[Stored records]
-- begin --

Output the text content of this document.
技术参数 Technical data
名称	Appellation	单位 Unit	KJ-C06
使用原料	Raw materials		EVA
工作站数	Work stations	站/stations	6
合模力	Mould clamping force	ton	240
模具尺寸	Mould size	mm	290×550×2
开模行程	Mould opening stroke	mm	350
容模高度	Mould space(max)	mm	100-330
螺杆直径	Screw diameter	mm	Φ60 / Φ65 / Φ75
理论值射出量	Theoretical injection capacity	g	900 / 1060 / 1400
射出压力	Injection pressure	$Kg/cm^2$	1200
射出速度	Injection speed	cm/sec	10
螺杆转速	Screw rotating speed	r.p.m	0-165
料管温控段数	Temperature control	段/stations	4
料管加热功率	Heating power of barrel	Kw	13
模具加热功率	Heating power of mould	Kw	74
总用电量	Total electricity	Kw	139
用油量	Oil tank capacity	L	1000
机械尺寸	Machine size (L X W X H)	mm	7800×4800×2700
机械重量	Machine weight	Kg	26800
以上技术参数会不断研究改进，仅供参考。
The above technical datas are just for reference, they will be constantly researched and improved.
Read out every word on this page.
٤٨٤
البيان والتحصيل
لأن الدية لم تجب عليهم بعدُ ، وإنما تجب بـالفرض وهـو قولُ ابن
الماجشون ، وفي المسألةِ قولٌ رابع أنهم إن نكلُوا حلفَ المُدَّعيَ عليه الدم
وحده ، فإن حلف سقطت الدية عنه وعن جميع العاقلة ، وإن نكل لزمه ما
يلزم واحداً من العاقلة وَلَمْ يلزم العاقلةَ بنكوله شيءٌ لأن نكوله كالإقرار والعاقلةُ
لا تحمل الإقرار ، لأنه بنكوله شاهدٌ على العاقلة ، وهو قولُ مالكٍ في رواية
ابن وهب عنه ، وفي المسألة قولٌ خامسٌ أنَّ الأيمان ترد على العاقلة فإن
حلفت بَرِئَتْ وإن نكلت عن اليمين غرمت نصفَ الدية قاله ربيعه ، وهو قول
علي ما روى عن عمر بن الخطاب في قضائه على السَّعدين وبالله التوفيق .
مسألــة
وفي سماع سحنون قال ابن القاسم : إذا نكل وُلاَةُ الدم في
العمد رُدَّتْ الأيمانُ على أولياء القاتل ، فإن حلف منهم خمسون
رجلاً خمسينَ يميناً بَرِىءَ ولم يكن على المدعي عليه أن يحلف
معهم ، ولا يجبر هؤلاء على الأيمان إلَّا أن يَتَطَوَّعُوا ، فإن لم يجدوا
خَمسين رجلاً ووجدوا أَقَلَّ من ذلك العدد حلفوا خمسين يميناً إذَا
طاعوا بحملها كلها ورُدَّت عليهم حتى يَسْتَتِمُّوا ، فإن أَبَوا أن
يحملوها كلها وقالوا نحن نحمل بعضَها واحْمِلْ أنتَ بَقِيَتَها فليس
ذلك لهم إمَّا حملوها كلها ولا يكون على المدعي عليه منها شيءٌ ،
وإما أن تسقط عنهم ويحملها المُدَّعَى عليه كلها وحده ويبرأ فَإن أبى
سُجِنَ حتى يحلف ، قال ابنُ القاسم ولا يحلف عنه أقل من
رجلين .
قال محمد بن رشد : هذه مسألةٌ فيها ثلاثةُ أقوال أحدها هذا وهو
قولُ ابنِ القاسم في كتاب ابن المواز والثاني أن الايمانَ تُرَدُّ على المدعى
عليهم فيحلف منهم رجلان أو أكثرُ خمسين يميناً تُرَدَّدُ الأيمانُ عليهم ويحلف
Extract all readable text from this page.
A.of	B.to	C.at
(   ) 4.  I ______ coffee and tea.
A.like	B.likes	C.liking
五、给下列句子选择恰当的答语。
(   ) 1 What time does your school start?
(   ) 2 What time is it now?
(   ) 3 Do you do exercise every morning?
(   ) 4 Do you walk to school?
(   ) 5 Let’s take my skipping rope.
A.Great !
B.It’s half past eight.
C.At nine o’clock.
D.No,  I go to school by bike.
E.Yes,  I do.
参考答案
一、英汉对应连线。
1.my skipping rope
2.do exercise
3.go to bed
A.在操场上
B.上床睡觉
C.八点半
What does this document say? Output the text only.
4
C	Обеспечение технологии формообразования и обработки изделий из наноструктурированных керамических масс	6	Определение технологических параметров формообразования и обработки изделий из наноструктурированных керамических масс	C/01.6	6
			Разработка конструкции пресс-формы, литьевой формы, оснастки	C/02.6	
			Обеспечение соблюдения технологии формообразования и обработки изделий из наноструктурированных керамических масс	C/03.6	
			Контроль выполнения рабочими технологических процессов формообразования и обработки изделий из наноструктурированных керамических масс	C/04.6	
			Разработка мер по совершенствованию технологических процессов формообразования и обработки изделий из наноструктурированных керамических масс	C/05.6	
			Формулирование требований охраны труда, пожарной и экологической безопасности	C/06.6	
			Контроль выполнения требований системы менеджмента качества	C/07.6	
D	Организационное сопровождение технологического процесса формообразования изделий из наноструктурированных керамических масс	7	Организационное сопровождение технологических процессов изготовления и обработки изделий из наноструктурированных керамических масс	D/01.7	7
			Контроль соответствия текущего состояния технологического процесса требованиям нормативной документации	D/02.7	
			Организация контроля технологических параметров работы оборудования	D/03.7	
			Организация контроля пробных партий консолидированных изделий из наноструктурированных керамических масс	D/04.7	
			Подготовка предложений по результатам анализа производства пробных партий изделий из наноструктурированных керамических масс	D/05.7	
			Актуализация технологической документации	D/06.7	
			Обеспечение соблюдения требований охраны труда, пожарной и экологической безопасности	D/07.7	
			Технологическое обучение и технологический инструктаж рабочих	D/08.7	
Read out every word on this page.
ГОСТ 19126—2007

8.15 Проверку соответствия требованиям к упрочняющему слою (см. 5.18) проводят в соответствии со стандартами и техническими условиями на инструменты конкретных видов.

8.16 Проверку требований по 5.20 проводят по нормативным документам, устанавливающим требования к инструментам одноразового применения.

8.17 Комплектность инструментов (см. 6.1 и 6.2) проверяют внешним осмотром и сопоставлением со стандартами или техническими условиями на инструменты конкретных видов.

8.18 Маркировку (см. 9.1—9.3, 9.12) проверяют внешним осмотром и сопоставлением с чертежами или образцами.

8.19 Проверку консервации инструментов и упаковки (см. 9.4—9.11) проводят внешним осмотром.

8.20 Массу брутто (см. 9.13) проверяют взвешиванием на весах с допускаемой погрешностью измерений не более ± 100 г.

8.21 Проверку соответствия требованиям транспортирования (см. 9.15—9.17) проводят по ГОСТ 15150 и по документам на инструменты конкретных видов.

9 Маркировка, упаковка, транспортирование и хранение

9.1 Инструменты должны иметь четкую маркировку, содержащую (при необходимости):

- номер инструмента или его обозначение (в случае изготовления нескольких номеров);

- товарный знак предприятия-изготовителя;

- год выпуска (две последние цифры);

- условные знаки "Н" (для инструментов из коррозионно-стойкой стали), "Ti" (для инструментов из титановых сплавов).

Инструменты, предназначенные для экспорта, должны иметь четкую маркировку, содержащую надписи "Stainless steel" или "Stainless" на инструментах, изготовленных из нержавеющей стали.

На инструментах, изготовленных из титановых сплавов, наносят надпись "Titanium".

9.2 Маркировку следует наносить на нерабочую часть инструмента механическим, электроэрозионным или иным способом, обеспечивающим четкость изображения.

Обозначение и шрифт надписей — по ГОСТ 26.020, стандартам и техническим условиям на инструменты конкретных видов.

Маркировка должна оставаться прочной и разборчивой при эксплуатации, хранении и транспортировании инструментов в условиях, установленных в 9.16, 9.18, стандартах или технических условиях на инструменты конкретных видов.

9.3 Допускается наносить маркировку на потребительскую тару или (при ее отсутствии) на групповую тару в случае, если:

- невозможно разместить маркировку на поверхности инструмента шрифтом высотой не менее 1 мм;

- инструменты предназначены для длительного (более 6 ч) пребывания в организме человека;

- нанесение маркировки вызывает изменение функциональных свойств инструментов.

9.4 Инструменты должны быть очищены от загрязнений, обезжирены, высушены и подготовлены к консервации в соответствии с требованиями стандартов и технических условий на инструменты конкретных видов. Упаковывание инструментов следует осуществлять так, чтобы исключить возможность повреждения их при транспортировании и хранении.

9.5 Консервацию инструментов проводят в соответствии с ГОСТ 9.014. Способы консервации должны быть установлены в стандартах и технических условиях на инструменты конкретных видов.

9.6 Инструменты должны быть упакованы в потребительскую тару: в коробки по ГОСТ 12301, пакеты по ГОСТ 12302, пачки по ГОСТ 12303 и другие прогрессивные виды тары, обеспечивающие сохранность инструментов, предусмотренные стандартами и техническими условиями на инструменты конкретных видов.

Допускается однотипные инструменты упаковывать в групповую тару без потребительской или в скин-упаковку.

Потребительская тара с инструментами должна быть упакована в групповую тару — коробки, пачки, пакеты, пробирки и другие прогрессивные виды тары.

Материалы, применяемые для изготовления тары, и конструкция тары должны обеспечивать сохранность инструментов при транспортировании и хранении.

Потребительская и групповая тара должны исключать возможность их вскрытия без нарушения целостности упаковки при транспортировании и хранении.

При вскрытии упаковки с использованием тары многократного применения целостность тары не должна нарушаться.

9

-- end --

*What you are asked to do*
Pick out every line of the listing containing the word "Потребительская", and show those lines.

*Solution for this exercise*
Потребительская тара с инструментами должна быть упакована в групповую тару — коробки, пачки, пакеты, пробирки и другие прогрессивные виды тары.
Потребительская и групповая тара должны исключать возможность их вскрытия без нарушения целостности упаковки при транспортировании и хранении.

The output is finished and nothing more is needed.